[Instructions to follow]:
Output all records precisely as written.

-- Start Dataset rows --

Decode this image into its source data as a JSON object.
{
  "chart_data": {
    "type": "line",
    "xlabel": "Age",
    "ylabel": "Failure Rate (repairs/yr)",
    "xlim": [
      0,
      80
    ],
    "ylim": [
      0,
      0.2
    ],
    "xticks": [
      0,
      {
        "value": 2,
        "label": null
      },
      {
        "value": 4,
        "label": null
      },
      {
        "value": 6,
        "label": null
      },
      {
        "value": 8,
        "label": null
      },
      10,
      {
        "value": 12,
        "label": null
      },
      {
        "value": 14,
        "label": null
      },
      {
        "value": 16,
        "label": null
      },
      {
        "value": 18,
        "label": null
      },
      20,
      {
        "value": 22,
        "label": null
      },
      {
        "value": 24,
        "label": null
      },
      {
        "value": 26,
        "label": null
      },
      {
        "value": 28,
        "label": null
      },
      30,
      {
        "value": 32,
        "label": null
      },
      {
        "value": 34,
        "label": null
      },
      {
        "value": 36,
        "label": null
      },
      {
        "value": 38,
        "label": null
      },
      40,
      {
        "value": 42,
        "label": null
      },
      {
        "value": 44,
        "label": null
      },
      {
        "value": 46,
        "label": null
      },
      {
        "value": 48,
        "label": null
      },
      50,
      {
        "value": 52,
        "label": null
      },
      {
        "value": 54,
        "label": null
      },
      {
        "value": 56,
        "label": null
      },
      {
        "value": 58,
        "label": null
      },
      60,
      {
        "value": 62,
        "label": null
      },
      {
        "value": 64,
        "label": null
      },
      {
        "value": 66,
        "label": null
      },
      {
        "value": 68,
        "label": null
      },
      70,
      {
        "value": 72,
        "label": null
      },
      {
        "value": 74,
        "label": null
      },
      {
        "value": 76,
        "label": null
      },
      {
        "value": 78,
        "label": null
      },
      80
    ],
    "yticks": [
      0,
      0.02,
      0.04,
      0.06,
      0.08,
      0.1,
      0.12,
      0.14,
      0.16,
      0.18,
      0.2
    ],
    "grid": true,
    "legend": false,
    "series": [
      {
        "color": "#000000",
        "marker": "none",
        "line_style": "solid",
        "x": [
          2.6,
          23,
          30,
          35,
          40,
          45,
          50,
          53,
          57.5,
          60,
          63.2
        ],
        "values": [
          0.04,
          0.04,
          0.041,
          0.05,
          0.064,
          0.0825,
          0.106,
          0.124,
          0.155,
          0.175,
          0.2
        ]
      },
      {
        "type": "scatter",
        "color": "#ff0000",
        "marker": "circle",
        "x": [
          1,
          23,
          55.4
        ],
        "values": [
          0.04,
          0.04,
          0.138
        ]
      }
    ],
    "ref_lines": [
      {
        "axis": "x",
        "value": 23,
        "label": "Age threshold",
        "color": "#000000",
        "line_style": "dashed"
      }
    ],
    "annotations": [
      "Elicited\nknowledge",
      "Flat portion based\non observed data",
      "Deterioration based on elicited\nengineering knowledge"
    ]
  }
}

-- End Dataset rows --

[Task output]:
Decode this image into its source data as a JSON object.
{
  "chart_data": {
    "type": "line",
    "xlabel": "Age",
    "ylabel": "Failure Rate (repairs/yr)",
    "xlim": [
      0,
      80
    ],
    "ylim": [
      0,
      0.2
    ],
    "xticks": [
      0,
      {
        "value": 2,
        "label": null
      },
      {
        "value": 4,
        "label": null
      },
      {
        "value": 6,
        "label": null
      },
      {
        "value": 8,
        "label": null
      },
      10,
      {
        "value": 12,
        "label": null
      },
      {
        "value": 14,
        "label": null
      },
      {
        "value": 16,
        "label": null
      },
      {
        "value": 18,
        "label": null
      },
      20,
      {
        "value": 22,
        "label": null
      },
      {
        "value": 24,
        "label": null
      },
      {
        "value": 26,
        "label": null
      },
      {
        "value": 28,
        "label": null
      },
      30,
      {
        "value": 32,
        "label": null
      },
      {
        "value": 34,
        "label": null
      },
      {
        "value": 36,
        "label": null
      },
      {
        "value": 38,
        "label": null
      },
      40,
      {
        "value": 42,
        "label": null
      },
      {
        "value": 44,
        "label": null
      },
      {
        "value": 46,
        "label": null
      },
      {
        "value": 48,
        "label": null
      },
      50,
      {
        "value": 52,
        "label": null
      },
      {
        "value": 54,
        "label": null
      },
      {
        "value": 56,
        "label": null
      },
      {
        "value": 58,
        "label": null
      },
      60,
      {
        "value": 62,
        "label": null
      },
      {
        "value": 64,
        "label": null
      },
      {
        "value": 66,
        "label": null
      },
      {
        "value": 68,
        "label": null
      },
      70,
      {
        "value": 72,
        "label": null
      },
      {
        "value": 74,
        "label": null
      },
      {
        "value": 76,
        "label": null
      },
      {
        "value": 78,
        "label": null
      },
      80
    ],
    "yticks": [
      0,
      0.02,
      0.04,
      0.06,
      0.08,
      0.1,
      0.12,
      0.14,
      0.16,
      0.18,
      0.2
    ],
    "grid": true,
    "legend": false,
    "series": [
      {
        "color": "#000000",
        "marker": "none",
        "line_style": "solid",
        "x": [
          2.6,
          23,
          30,
          35,
          40,
          45,
          50,
          53,
          57.5,
          60,
          63.2
        ],
        "values": [
          0.04,
          0.04,
          0.041,
          0.05,
          0.064,
          0.0825,
          0.106,
          0.124,
          0.155,
          0.175,
          0.2
        ]
      },
      {
        "type": "scatter",
        "color": "#ff0000",
        "marker": "circle",
        "x": [
          1,
          23,
          55.4
        ],
        "values": [
          0.04,
          0.04,
          0.138
        ]
      }
    ],
    "ref_lines": [
      {
        "axis": "x",
        "value": 23,
        "label": "Age threshold",
        "color": "#000000",
        "line_style": "dashed"
      }
    ],
    "annotations": [
      "Elicited\nknowledge",
      "Flat portion based\non observed data",
      "Deterioration based on elicited\nengineering knowledge"
    ]
  }
}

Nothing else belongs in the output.